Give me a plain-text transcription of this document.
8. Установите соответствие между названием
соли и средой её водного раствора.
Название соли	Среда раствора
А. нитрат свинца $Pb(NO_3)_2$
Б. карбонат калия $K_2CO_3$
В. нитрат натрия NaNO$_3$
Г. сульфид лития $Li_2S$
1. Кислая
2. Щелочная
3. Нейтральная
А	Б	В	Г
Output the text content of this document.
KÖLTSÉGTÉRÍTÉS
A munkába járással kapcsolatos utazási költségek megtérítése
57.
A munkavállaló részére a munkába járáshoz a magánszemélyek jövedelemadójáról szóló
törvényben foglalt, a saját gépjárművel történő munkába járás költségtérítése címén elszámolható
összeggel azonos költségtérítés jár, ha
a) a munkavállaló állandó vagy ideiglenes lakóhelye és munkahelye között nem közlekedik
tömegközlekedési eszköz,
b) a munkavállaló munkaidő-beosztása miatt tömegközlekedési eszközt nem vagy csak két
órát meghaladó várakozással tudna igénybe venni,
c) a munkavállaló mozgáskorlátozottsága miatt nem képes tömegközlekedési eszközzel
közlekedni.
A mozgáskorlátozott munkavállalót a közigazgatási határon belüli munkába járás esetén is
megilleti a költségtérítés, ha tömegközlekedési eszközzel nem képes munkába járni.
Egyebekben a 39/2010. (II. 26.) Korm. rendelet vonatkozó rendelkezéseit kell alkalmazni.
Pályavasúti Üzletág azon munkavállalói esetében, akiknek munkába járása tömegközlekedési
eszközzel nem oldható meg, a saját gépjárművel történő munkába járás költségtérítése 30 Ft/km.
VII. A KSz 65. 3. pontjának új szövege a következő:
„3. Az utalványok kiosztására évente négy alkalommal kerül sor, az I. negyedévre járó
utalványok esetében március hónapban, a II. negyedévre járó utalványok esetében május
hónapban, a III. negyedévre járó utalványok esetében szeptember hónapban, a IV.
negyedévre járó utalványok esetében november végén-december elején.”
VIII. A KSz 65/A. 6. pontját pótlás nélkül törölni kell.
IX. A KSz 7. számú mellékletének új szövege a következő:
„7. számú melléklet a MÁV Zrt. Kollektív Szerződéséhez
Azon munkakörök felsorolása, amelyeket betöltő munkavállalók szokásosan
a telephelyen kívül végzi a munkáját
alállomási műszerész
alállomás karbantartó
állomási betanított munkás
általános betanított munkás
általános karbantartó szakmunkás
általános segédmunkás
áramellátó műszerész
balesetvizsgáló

### To be done
Write out the data again, exactly and in full.

### Task answer
Give me a plain-text transcription of this document.
8. Установите соответствие между названием
соли и средой её водного раствора.
Название соли	Среда раствора
А. нитрат свинца $Pb(NO_3)_2$
Б. карбонат калия $K_2CO_3$
В. нитрат натрия NaNO$_3$
Г. сульфид лития $Li_2S$
1. Кислая
2. Щелочная
3. Нейтральная
А	Б	В	Г
Output the text content of this document.
KÖLTSÉGTÉRÍTÉS
A munkába járással kapcsolatos utazási költségek megtérítése
57.
A munkavállaló részére a munkába járáshoz a magánszemélyek jövedelemadójáról szóló
törvényben foglalt, a saját gépjárművel történő munkába járás költségtérítése címén elszámolható
összeggel azonos költségtérítés jár, ha
a) a munkavállaló állandó vagy ideiglenes lakóhelye és munkahelye között nem közlekedik
tömegközlekedési eszköz,
b) a munkavállaló munkaidő-beosztása miatt tömegközlekedési eszközt nem vagy csak két
órát meghaladó várakozással tudna igénybe venni,
c) a munkavállaló mozgáskorlátozottsága miatt nem képes tömegközlekedési eszközzel
közlekedni.
A mozgáskorlátozott munkavállalót a közigazgatási határon belüli munkába járás esetén is
megilleti a költségtérítés, ha tömegközlekedési eszközzel nem képes munkába járni.
Egyebekben a 39/2010. (II. 26.) Korm. rendelet vonatkozó rendelkezéseit kell alkalmazni.
Pályavasúti Üzletág azon munkavállalói esetében, akiknek munkába járása tömegközlekedési
eszközzel nem oldható meg, a saját gépjárművel történő munkába járás költségtérítése 30 Ft/km.
VII. A KSz 65. 3. pontjának új szövege a következő:
„3. Az utalványok kiosztására évente négy alkalommal kerül sor, az I. negyedévre járó
utalványok esetében március hónapban, a II. negyedévre járó utalványok esetében május
hónapban, a III. negyedévre járó utalványok esetében szeptember hónapban, a IV.
negyedévre járó utalványok esetében november végén-december elején.”
VIII. A KSz 65/A. 6. pontját pótlás nélkül törölni kell.
IX. A KSz 7. számú mellékletének új szövege a következő:
„7. számú melléklet a MÁV Zrt. Kollektív Szerződéséhez
Azon munkakörök felsorolása, amelyeket betöltő munkavállalók szokásosan
a telephelyen kívül végzi a munkáját
alállomási műszerész
alállomás karbantartó
állomási betanított munkás
általános betanított munkás
általános karbantartó szakmunkás
általános segédmunkás
áramellátó műszerész
balesetvizsgáló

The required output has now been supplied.